● Records provided:
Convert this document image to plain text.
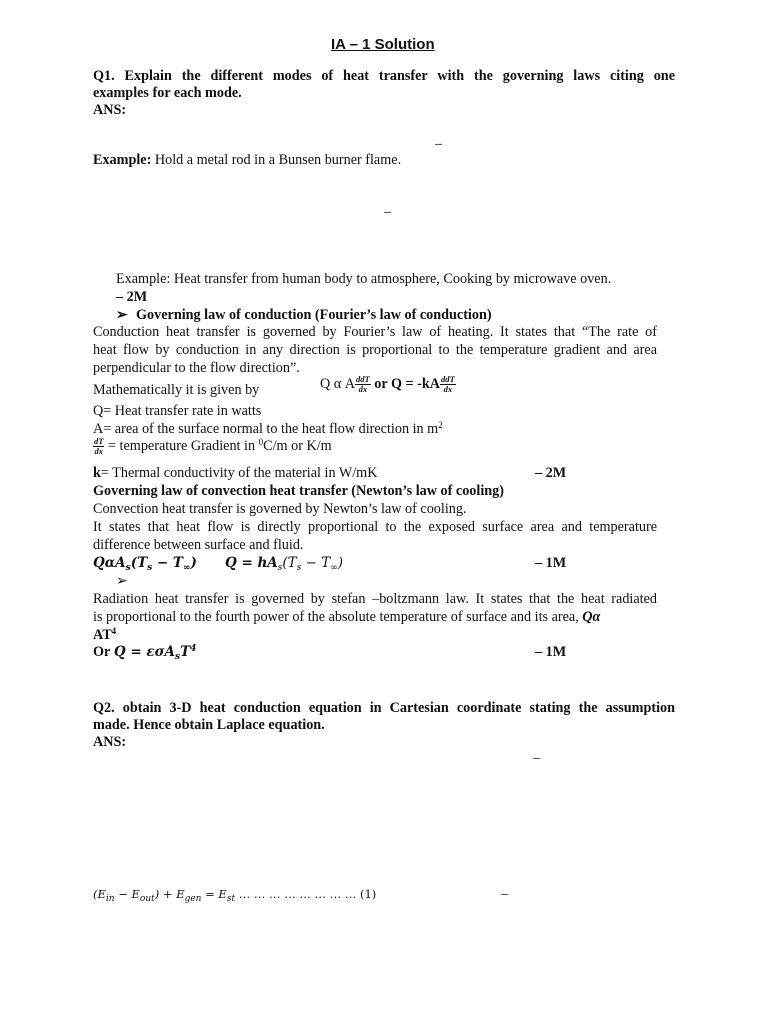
IA – 1 Solution
Q1. Explain the different modes of heat transfer with the governing laws citing one
examples for each mode.
ANS:
–
Example: Hold a metal rod in a Bunsen burner flame.
–
Example: Heat transfer from human body to atmosphere, Cooking by microwave oven.
– 2M
➢ Governing law of conduction (Fourier’s law of conduction)
Conduction heat transfer is governed by Fourier’s law of heating. It states that “The rate of
heat flow by conduction in any direction is proportional to the temperature gradient and area
perpendicular to the flow direction”.
Mathematically it is given by	Q α A $\frac{\text{ddT}}{dx}$ or $Q = -kA \frac{\text{ddT}}{dx}$
Q= Heat transfer rate in watts
A= area of the surface normal to the heat flow direction in $m^2$
$\frac{dT}{dx}$ = temperature Gradient in $^0$C/m or K/m
k= Thermal conductivity of the material in W/mK	– 2M
Governing law of convection heat transfer (Newton’s law of cooling)
Convection heat transfer is governed by Newton’s law of cooling.
It states that heat flow is directly proportional to the exposed surface area and temperature
difference between surface and fluid.
$Q\alpha A_s(T_s - T_\infty) Q = hA_s(T_s - T_\infty)$	– 1M
➢
Radiation heat transfer is governed by stefan –boltzmann law. It states that the heat radiated
is proportional to the fourth power of the absolute temperature of surface and its area, Qα
$AT^4$
Or $Q = \varepsilon\sigma A_sT^4$	– 1M
Q2. obtain 3-D heat conduction equation in Cartesian coordinate stating the assumption
made. Hence obtain Laplace equation.
ANS:
–
$(E_{in} - E_{out}) + E_{gen} = E_{st}$ … … … … … … … … (1)	–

● Prompt:
Reproduce every entry exactly, but omit each picture.

● Output below:
Convert this document image to plain text.
IA – 1 Solution
Q1. Explain the different modes of heat transfer with the governing laws citing one
examples for each mode.
ANS:
–
Example: Hold a metal rod in a Bunsen burner flame.
–
Example: Heat transfer from human body to atmosphere, Cooking by microwave oven.
– 2M
➢ Governing law of conduction (Fourier’s law of conduction)
Conduction heat transfer is governed by Fourier’s law of heating. It states that “The rate of
heat flow by conduction in any direction is proportional to the temperature gradient and area
perpendicular to the flow direction”.
Mathematically it is given by	Q α A $\frac{\text{ddT}}{dx}$ or $Q = -kA \frac{\text{ddT}}{dx}$
Q= Heat transfer rate in watts
A= area of the surface normal to the heat flow direction in $m^2$
$\frac{dT}{dx}$ = temperature Gradient in $^0$C/m or K/m
k= Thermal conductivity of the material in W/mK	– 2M
Governing law of convection heat transfer (Newton’s law of cooling)
Convection heat transfer is governed by Newton’s law of cooling.
It states that heat flow is directly proportional to the exposed surface area and temperature
difference between surface and fluid.
$Q\alpha A_s(T_s - T_\infty) Q = hA_s(T_s - T_\infty)$	– 1M
➢
Radiation heat transfer is governed by stefan –boltzmann law. It states that the heat radiated
is proportional to the fourth power of the absolute temperature of surface and its area, Qα
$AT^4$
Or $Q = \varepsilon\sigma A_sT^4$	– 1M
Q2. obtain 3-D heat conduction equation in Cartesian coordinate stating the assumption
made. Hence obtain Laplace equation.
ANS:
–
$(E_{in} - E_{out}) + E_{gen} = E_{st}$ … … … … … … … … (1)	–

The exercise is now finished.